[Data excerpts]
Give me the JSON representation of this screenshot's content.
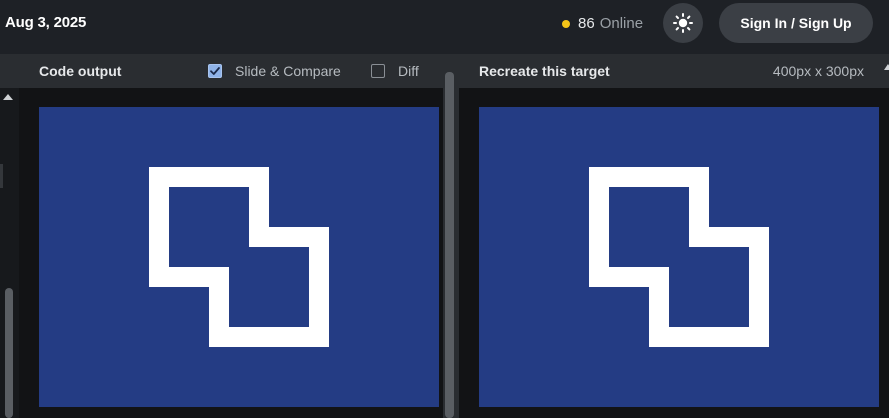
{
  "header": {
    "date": "Aug 3, 2025",
    "online_count": "86",
    "online_label": "Online",
    "theme_icon": "sun-icon",
    "signin_label": "Sign In / Sign Up"
  },
  "left_panel": {
    "title": "Code output",
    "slide_compare_label": "Slide & Compare",
    "slide_compare_checked": true,
    "diff_label": "Diff",
    "diff_checked": false
  },
  "right_panel": {
    "title": "Recreate this target",
    "dimensions": "400px x 300px"
  },
  "colors": {
    "canvas_bg": "#243c84",
    "shape": "#ffffff",
    "status_dot": "#f5c518",
    "checkbox_checked": "#8fb3e8"
  }
}
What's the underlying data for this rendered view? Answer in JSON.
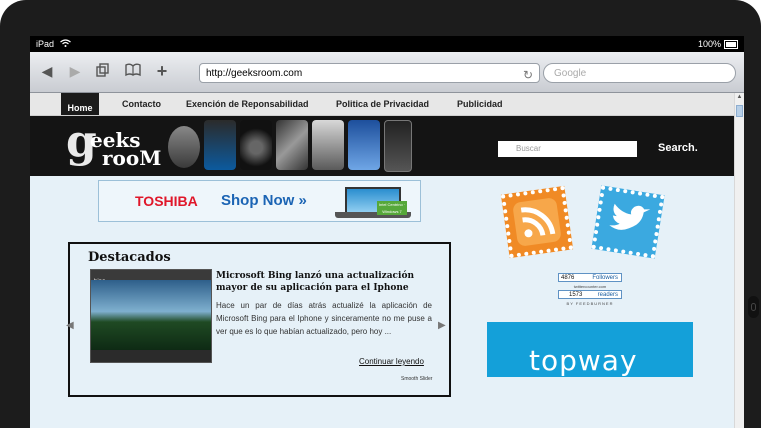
{
  "status_bar": {
    "device": "iPad",
    "battery": "100%"
  },
  "browser": {
    "url": "http://geeksroom.com",
    "search_placeholder": "Google",
    "icons": [
      "back-icon",
      "forward-icon",
      "tabs-icon",
      "bookmarks-icon",
      "add-icon",
      "reload-icon",
      "wifi-icon",
      "battery-icon"
    ]
  },
  "nav": {
    "items": [
      "Home",
      "Contacto",
      "Exención de Reponsabilidad",
      "Politica de Privacidad",
      "Publicidad"
    ]
  },
  "header": {
    "logo_line1": "eeks",
    "logo_line2": "rooM",
    "search_placeholder": "Buscar",
    "search_button": "Search."
  },
  "ads": {
    "toshiba": {
      "brand": "TOSHIBA",
      "cta": "Shop Now »",
      "sticker": "Intel Centrino · Windows 7"
    },
    "topway": {
      "text": "topway"
    }
  },
  "featured": {
    "section_title": "Destacados",
    "headline": "Microsoft Bing lanzó una actualización mayor de su aplicación para el Iphone",
    "excerpt": "Hace un par de días atrás actualizé la aplicación de Microsoft Bing para el Iphone y sinceramente no me puse a ver que es lo que habían actualizado, pero hoy ...",
    "read_more": "Continuar leyendo",
    "credit": "Smooth Slider",
    "image_label": "bing"
  },
  "social": {
    "followers_count": "4876",
    "followers_label": "Followers",
    "counter_site": "twittercounter.com",
    "readers_count": "1573",
    "readers_label": "readers",
    "feed_by": "BY FEEDBURNER"
  },
  "colors": {
    "page_bg": "#e6f1f8",
    "header_bg": "#141414",
    "toshiba_red": "#e0172a",
    "toshiba_blue": "#1b64b4",
    "rss_orange": "#f08a25",
    "twitter_blue": "#3ba9e0",
    "topway_bg": "#14a0d9"
  }
}
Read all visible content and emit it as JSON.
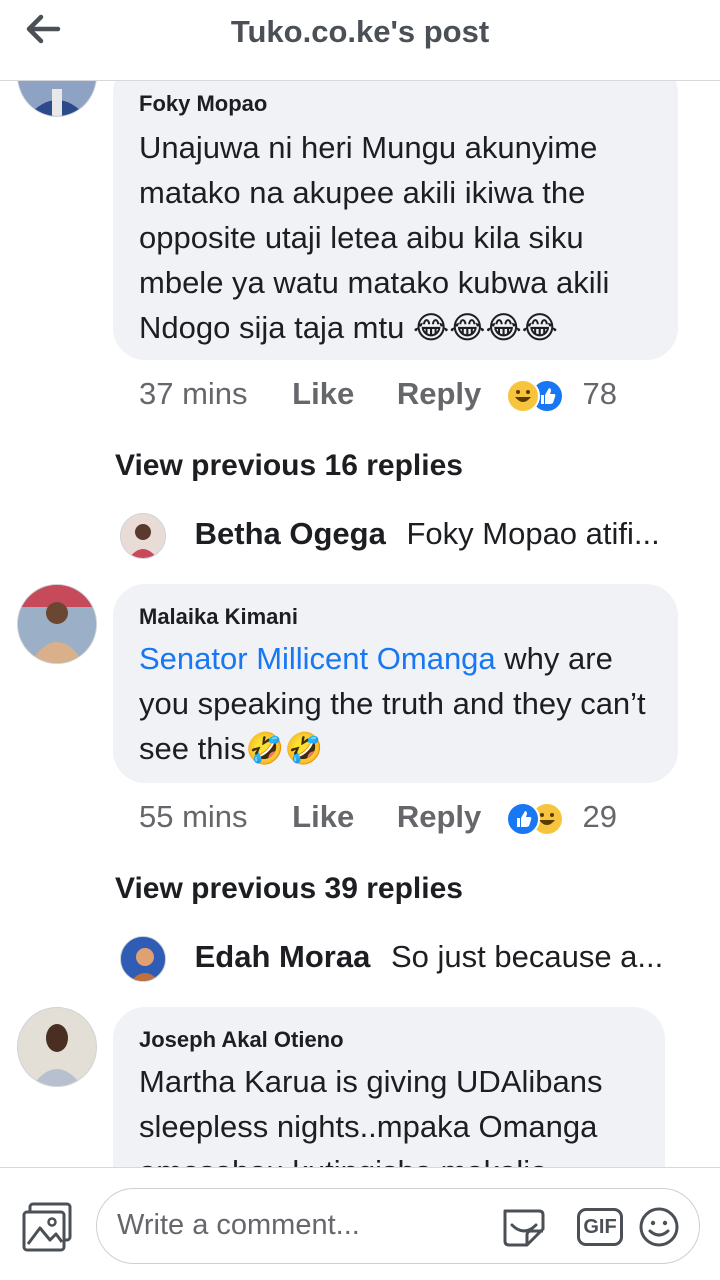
{
  "header": {
    "title": "Tuko.co.ke's post",
    "back_icon": "arrow-left-icon"
  },
  "comments": [
    {
      "name": "Foky Mopao",
      "text": "Unajuwa ni heri Mungu akunyime matako na akupee akili ikiwa the opposite utaji letea aibu kila siku mbele ya watu matako kubwa akili Ndogo sija taja mtu",
      "emoji": "😂😂😂😂",
      "time": "37 mins",
      "like_label": "Like",
      "reply_label": "Reply",
      "reaction_count": "78",
      "view_previous": "View previous 16 replies",
      "reply": {
        "name": "Betha Ogega",
        "text": "Foky Mopao atifi..."
      }
    },
    {
      "name": "Malaika Kimani",
      "mention": "Senator Millicent Omanga",
      "text_after": " why are you speaking the truth and they can’t see this",
      "emoji": "🤣🤣",
      "time": "55 mins",
      "like_label": "Like",
      "reply_label": "Reply",
      "reaction_count": "29",
      "view_previous": "View previous 39 replies",
      "reply": {
        "name": "Edah Moraa",
        "text": "So just because a..."
      }
    },
    {
      "name": "Joseph Akal Otieno",
      "text": "Martha Karua is giving UDAlibans sleepless nights..mpaka Omanga amesahau kutingisha makalio"
    }
  ],
  "composer": {
    "placeholder": "Write a comment...",
    "photo_icon": "photo-icon",
    "sticker_icon": "sticker-icon",
    "gif_label": "GIF",
    "emoji_icon": "emoji-icon"
  }
}
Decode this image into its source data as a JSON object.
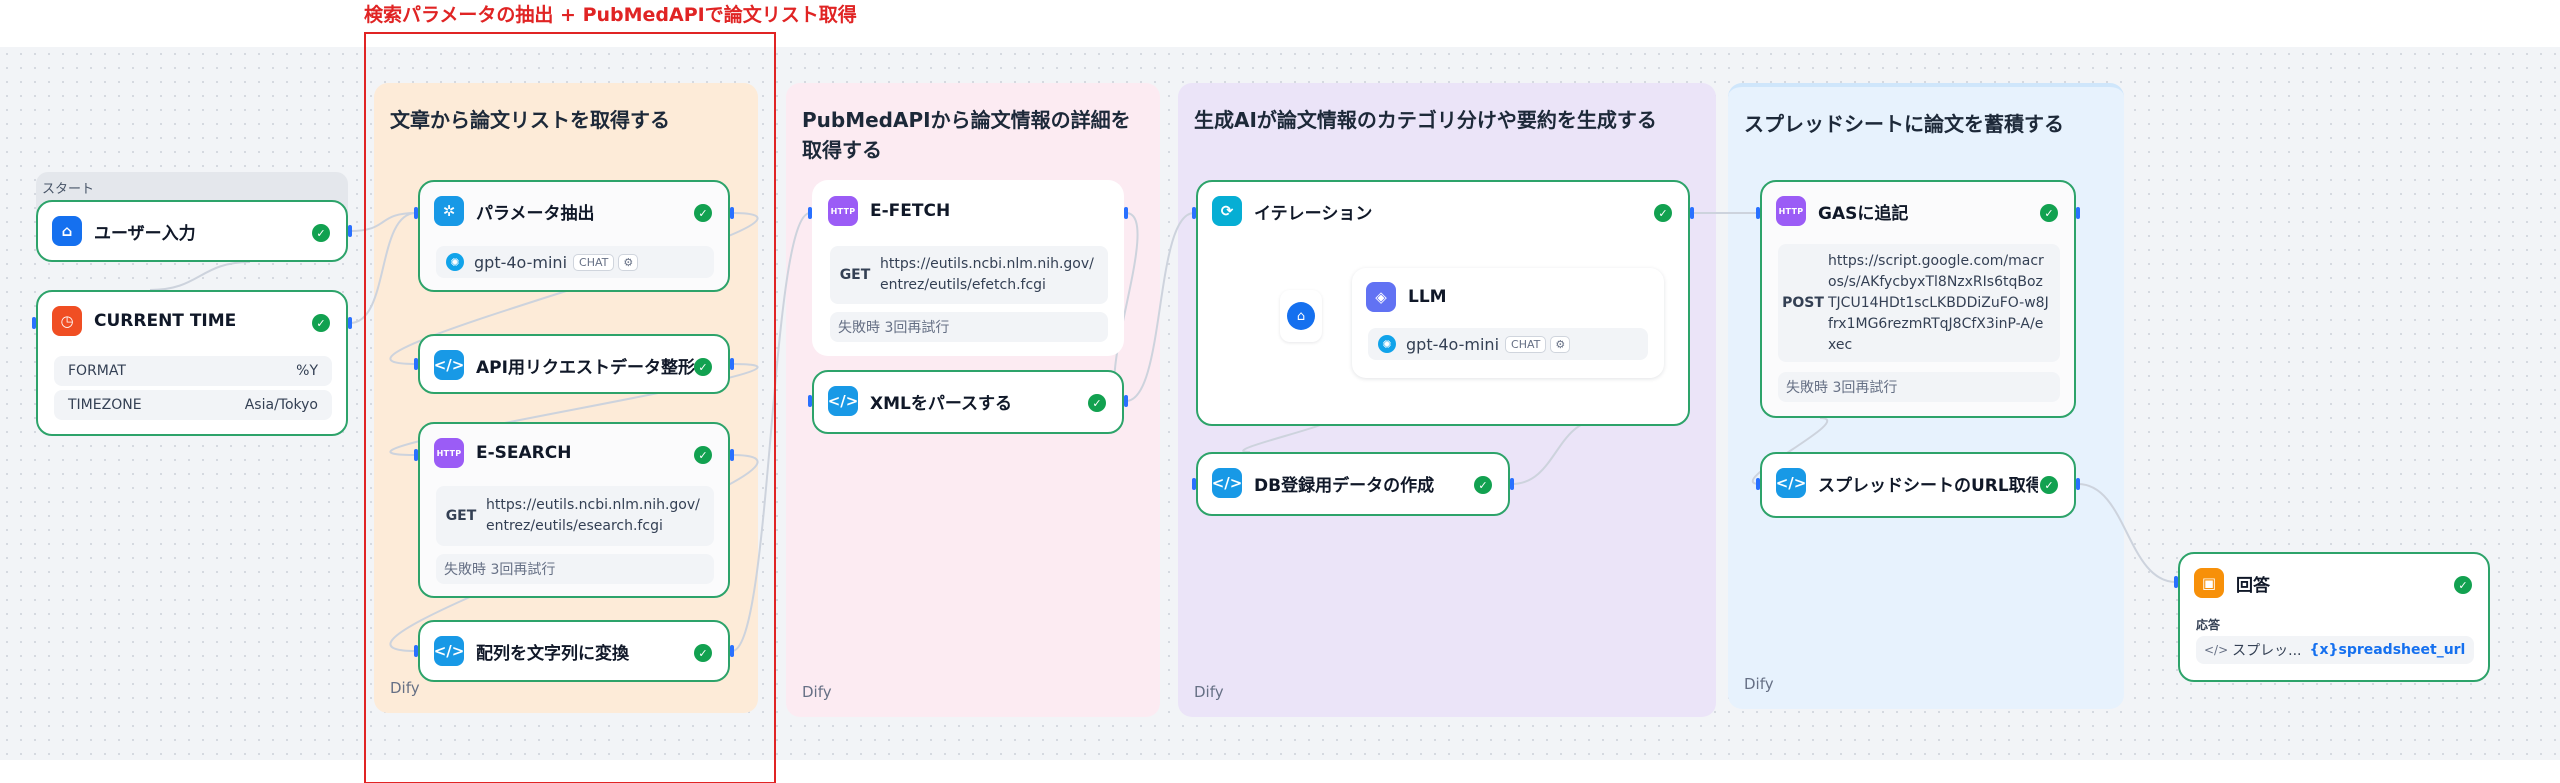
{
  "annotation": {
    "label": "検索パラメータの抽出 + PubMedAPIで論文リスト取得"
  },
  "groups": [
    {
      "title": "文章から論文リストを取得する",
      "footer": "Dify"
    },
    {
      "title": "PubMedAPIから論文情報の詳細を取得する",
      "footer": "Dify"
    },
    {
      "title": "生成AIが論文情報のカテゴリ分けや要約を生成する",
      "footer": "Dify"
    },
    {
      "title": "スプレッドシートに論文を蓄積する",
      "footer": "Dify"
    }
  ],
  "start": {
    "label": "スタート",
    "user_input": {
      "title": "ユーザー入力",
      "icon": "home-icon"
    },
    "current_time": {
      "title": "CURRENT TIME",
      "icon": "clock-icon",
      "fields": [
        {
          "key": "FORMAT",
          "value": "%Y"
        },
        {
          "key": "TIMEZONE",
          "value": "Asia/Tokyo"
        }
      ]
    }
  },
  "nodes": {
    "param_extract": {
      "title": "パラメータ抽出",
      "model": "gpt-4o-mini",
      "chip": "CHAT",
      "icon": "parameter-extractor-icon"
    },
    "api_format": {
      "title": "API用リクエストデータ整形",
      "icon": "code-icon"
    },
    "esearch": {
      "title": "E-SEARCH",
      "icon_text": "HTTP",
      "method": "GET",
      "url": "https://eutils.ncbi.nlm.nih.gov/entrez/eutils/esearch.fcgi",
      "retry": "失敗時 3回再試行"
    },
    "array_to_string": {
      "title": "配列を文字列に変換",
      "icon": "code-icon"
    },
    "efetch": {
      "title": "E-FETCH",
      "icon_text": "HTTP",
      "method": "GET",
      "url": "https://eutils.ncbi.nlm.nih.gov/entrez/eutils/efetch.fcgi",
      "retry": "失敗時 3回再試行"
    },
    "xml_parse": {
      "title": "XMLをパースする",
      "icon": "code-icon"
    },
    "iteration": {
      "title": "イテレーション",
      "icon": "iteration-icon"
    },
    "llm": {
      "title": "LLM",
      "model": "gpt-4o-mini",
      "chip": "CHAT",
      "icon": "llm-icon"
    },
    "db_data": {
      "title": "DB登録用データの作成",
      "icon": "code-icon"
    },
    "gas_append": {
      "title": "GASに追記",
      "icon_text": "HTTP",
      "method": "POST",
      "url": "https://script.google.com/macros/s/AKfycbyxTl8NzxRIs6tqBozTJCU14HDt1scLKBDDiZuFO-w8Jfrx1MG6rezmRTqJ8CfX3inP-A/exec",
      "retry": "失敗時 3回再試行"
    },
    "sheet_url": {
      "title": "スプレッドシートのURL取得",
      "icon": "code-icon"
    },
    "answer": {
      "title": "回答",
      "sub_label": "応答",
      "source_node": "スプレッ...",
      "variable": "spreadsheet_url",
      "icon": "answer-icon"
    }
  },
  "colors": {
    "node_border": "#2da36a",
    "success": "#12a150",
    "highlight": "#e02424",
    "link": "#1570ef"
  }
}
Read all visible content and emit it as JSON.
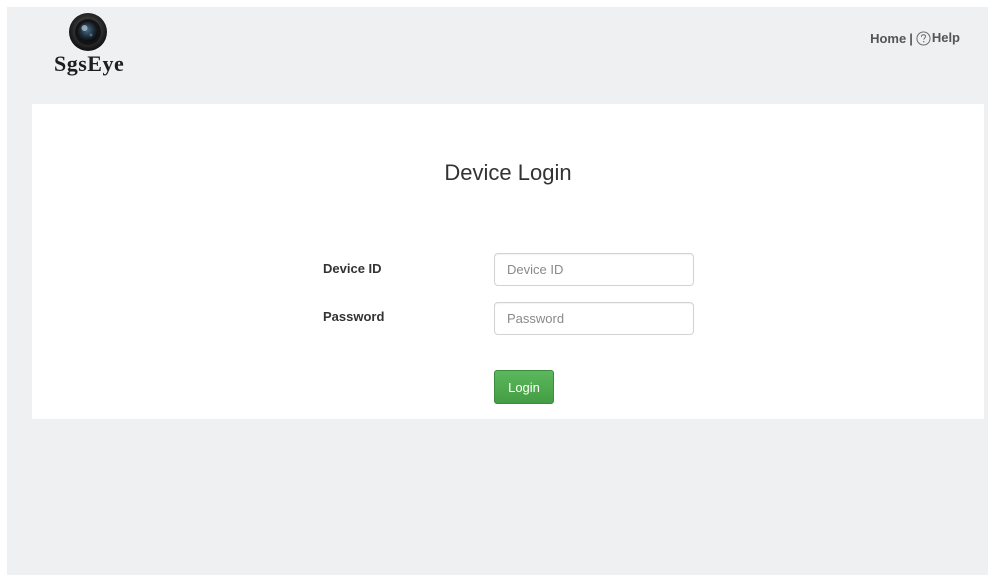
{
  "header": {
    "logo_text": "SgsEye",
    "nav": {
      "home_label": "Home",
      "separator": "|",
      "help_label": "Help"
    }
  },
  "login": {
    "title": "Device Login",
    "device_id": {
      "label": "Device ID",
      "placeholder": "Device ID",
      "value": ""
    },
    "password": {
      "label": "Password",
      "placeholder": "Password",
      "value": ""
    },
    "submit_label": "Login"
  },
  "colors": {
    "accent_green": "#5cb85c",
    "page_background": "#eef0f2",
    "panel_background": "#ffffff"
  },
  "icons": [
    "camera-lens-icon",
    "help-icon"
  ]
}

STATED PROBLEM: Write out all the entries again, word for word, and print no images.

ANSWER TO THIS TASK:
Give me the JSON representation of this screenshot's content.
{
  "header": {
    "date": "Aug 3, 2025",
    "online_count": "86",
    "online_label": "Online",
    "theme_icon": "sun-icon",
    "signin_label": "Sign In / Sign Up"
  },
  "left_panel": {
    "title": "Code output",
    "slide_compare_label": "Slide & Compare",
    "slide_compare_checked": true,
    "diff_label": "Diff",
    "diff_checked": false
  },
  "right_panel": {
    "title": "Recreate this target",
    "dimensions": "400px x 300px"
  },
  "colors": {
    "canvas_bg": "#243c84",
    "shape": "#ffffff",
    "status_dot": "#f5c518",
    "checkbox_checked": "#8fb3e8"
  }
}
What's the underlying data for this rendered view? Answer in JSON.
{
  "status_bar": {
    "device": "iPad",
    "battery": "100%"
  },
  "browser": {
    "url": "http://geeksroom.com",
    "search_placeholder": "Google",
    "icons": [
      "back-icon",
      "forward-icon",
      "tabs-icon",
      "bookmarks-icon",
      "add-icon",
      "reload-icon",
      "wifi-icon",
      "battery-icon"
    ]
  },
  "nav": {
    "items": [
      "Home",
      "Contacto",
      "Exención de Reponsabilidad",
      "Politica de Privacidad",
      "Publicidad"
    ]
  },
  "header": {
    "logo_line1": "eeks",
    "logo_line2": "rooM",
    "search_placeholder": "Buscar",
    "search_button": "Search."
  },
  "ads": {
    "toshiba": {
      "brand": "TOSHIBA",
      "cta": "Shop Now »",
      "sticker": "Intel Centrino · Windows 7"
    },
    "topway": {
      "text": "topway"
    }
  },
  "featured": {
    "section_title": "Destacados",
    "headline": "Microsoft Bing lanzó una actualización mayor de su aplicación para el Iphone",
    "excerpt": "Hace un par de días atrás actualizé la aplicación de Microsoft Bing para el Iphone y sinceramente no me puse a ver que es lo que habían actualizado, pero hoy ...",
    "read_more": "Continuar leyendo",
    "credit": "Smooth Slider",
    "image_label": "bing"
  },
  "social": {
    "followers_count": "4876",
    "followers_label": "Followers",
    "counter_site": "twittercounter.com",
    "readers_count": "1573",
    "readers_label": "readers",
    "feed_by": "BY FEEDBURNER"
  },
  "colors": {
    "page_bg": "#e6f1f8",
    "header_bg": "#141414",
    "toshiba_red": "#e0172a",
    "toshiba_blue": "#1b64b4",
    "rss_orange": "#f08a25",
    "twitter_blue": "#3ba9e0",
    "topway_bg": "#14a0d9"
  }
}
Read all visible content and emit it as JSON.
{
  "header": {
    "title": "Tuko.co.ke's post",
    "back_icon": "arrow-left-icon"
  },
  "comments": [
    {
      "name": "Foky Mopao",
      "text": "Unajuwa ni heri Mungu akunyime matako na akupee akili ikiwa the opposite utaji letea aibu kila siku mbele ya watu matako kubwa akili Ndogo sija taja mtu",
      "emoji": "😂😂😂😂",
      "time": "37 mins",
      "like_label": "Like",
      "reply_label": "Reply",
      "reaction_count": "78",
      "view_previous": "View previous 16 replies",
      "reply": {
        "name": "Betha Ogega",
        "text": "Foky Mopao atifi..."
      }
    },
    {
      "name": "Malaika Kimani",
      "mention": "Senator Millicent Omanga",
      "text_after": " why are you speaking the truth and they can’t see this",
      "emoji": "🤣🤣",
      "time": "55 mins",
      "like_label": "Like",
      "reply_label": "Reply",
      "reaction_count": "29",
      "view_previous": "View previous 39 replies",
      "reply": {
        "name": "Edah Moraa",
        "text": "So just because a..."
      }
    },
    {
      "name": "Joseph Akal Otieno",
      "text": "Martha Karua is giving UDAlibans sleepless nights..mpaka Omanga amesahau kutingisha makalio"
    }
  ],
  "composer": {
    "placeholder": "Write a comment...",
    "photo_icon": "photo-icon",
    "sticker_icon": "sticker-icon",
    "gif_label": "GIF",
    "emoji_icon": "emoji-icon"
  }
}
Decode this image into its source data as a JSON object.
{
  "annotation": {
    "label": "検索パラメータの抽出 + PubMedAPIで論文リスト取得"
  },
  "groups": [
    {
      "title": "文章から論文リストを取得する",
      "footer": "Dify"
    },
    {
      "title": "PubMedAPIから論文情報の詳細を取得する",
      "footer": "Dify"
    },
    {
      "title": "生成AIが論文情報のカテゴリ分けや要約を生成する",
      "footer": "Dify"
    },
    {
      "title": "スプレッドシートに論文を蓄積する",
      "footer": "Dify"
    }
  ],
  "start": {
    "label": "スタート",
    "user_input": {
      "title": "ユーザー入力",
      "icon": "home-icon"
    },
    "current_time": {
      "title": "CURRENT TIME",
      "icon": "clock-icon",
      "fields": [
        {
          "key": "FORMAT",
          "value": "%Y"
        },
        {
          "key": "TIMEZONE",
          "value": "Asia/Tokyo"
        }
      ]
    }
  },
  "nodes": {
    "param_extract": {
      "title": "パラメータ抽出",
      "model": "gpt-4o-mini",
      "chip": "CHAT",
      "icon": "parameter-extractor-icon"
    },
    "api_format": {
      "title": "API用リクエストデータ整形",
      "icon": "code-icon"
    },
    "esearch": {
      "title": "E-SEARCH",
      "icon_text": "HTTP",
      "method": "GET",
      "url": "https://eutils.ncbi.nlm.nih.gov/entrez/eutils/esearch.fcgi",
      "retry": "失敗時 3回再試行"
    },
    "array_to_string": {
      "title": "配列を文字列に変換",
      "icon": "code-icon"
    },
    "efetch": {
      "title": "E-FETCH",
      "icon_text": "HTTP",
      "method": "GET",
      "url": "https://eutils.ncbi.nlm.nih.gov/entrez/eutils/efetch.fcgi",
      "retry": "失敗時 3回再試行"
    },
    "xml_parse": {
      "title": "XMLをパースする",
      "icon": "code-icon"
    },
    "iteration": {
      "title": "イテレーション",
      "icon": "iteration-icon"
    },
    "llm": {
      "title": "LLM",
      "model": "gpt-4o-mini",
      "chip": "CHAT",
      "icon": "llm-icon"
    },
    "db_data": {
      "title": "DB登録用データの作成",
      "icon": "code-icon"
    },
    "gas_append": {
      "title": "GASに追記",
      "icon_text": "HTTP",
      "method": "POST",
      "url": "https://script.google.com/macros/s/AKfycbyxTl8NzxRIs6tqBozTJCU14HDt1scLKBDDiZuFO-w8Jfrx1MG6rezmRTqJ8CfX3inP-A/exec",
      "retry": "失敗時 3回再試行"
    },
    "sheet_url": {
      "title": "スプレッドシートのURL取得",
      "icon": "code-icon"
    },
    "answer": {
      "title": "回答",
      "sub_label": "応答",
      "source_node": "スプレッ...",
      "variable": "spreadsheet_url",
      "icon": "answer-icon"
    }
  },
  "colors": {
    "node_border": "#2da36a",
    "success": "#12a150",
    "highlight": "#e02424",
    "link": "#1570ef"
  }
}
Read all visible content and emit it as JSON.
{
  "header": {
    "logo_text": "SgsEye",
    "nav": {
      "home_label": "Home",
      "separator": "|",
      "help_label": "Help"
    }
  },
  "login": {
    "title": "Device Login",
    "device_id": {
      "label": "Device ID",
      "placeholder": "Device ID",
      "value": ""
    },
    "password": {
      "label": "Password",
      "placeholder": "Password",
      "value": ""
    },
    "submit_label": "Login"
  },
  "colors": {
    "accent_green": "#5cb85c",
    "page_background": "#eef0f2",
    "panel_background": "#ffffff"
  },
  "icons": [
    "camera-lens-icon",
    "help-icon"
  ]
}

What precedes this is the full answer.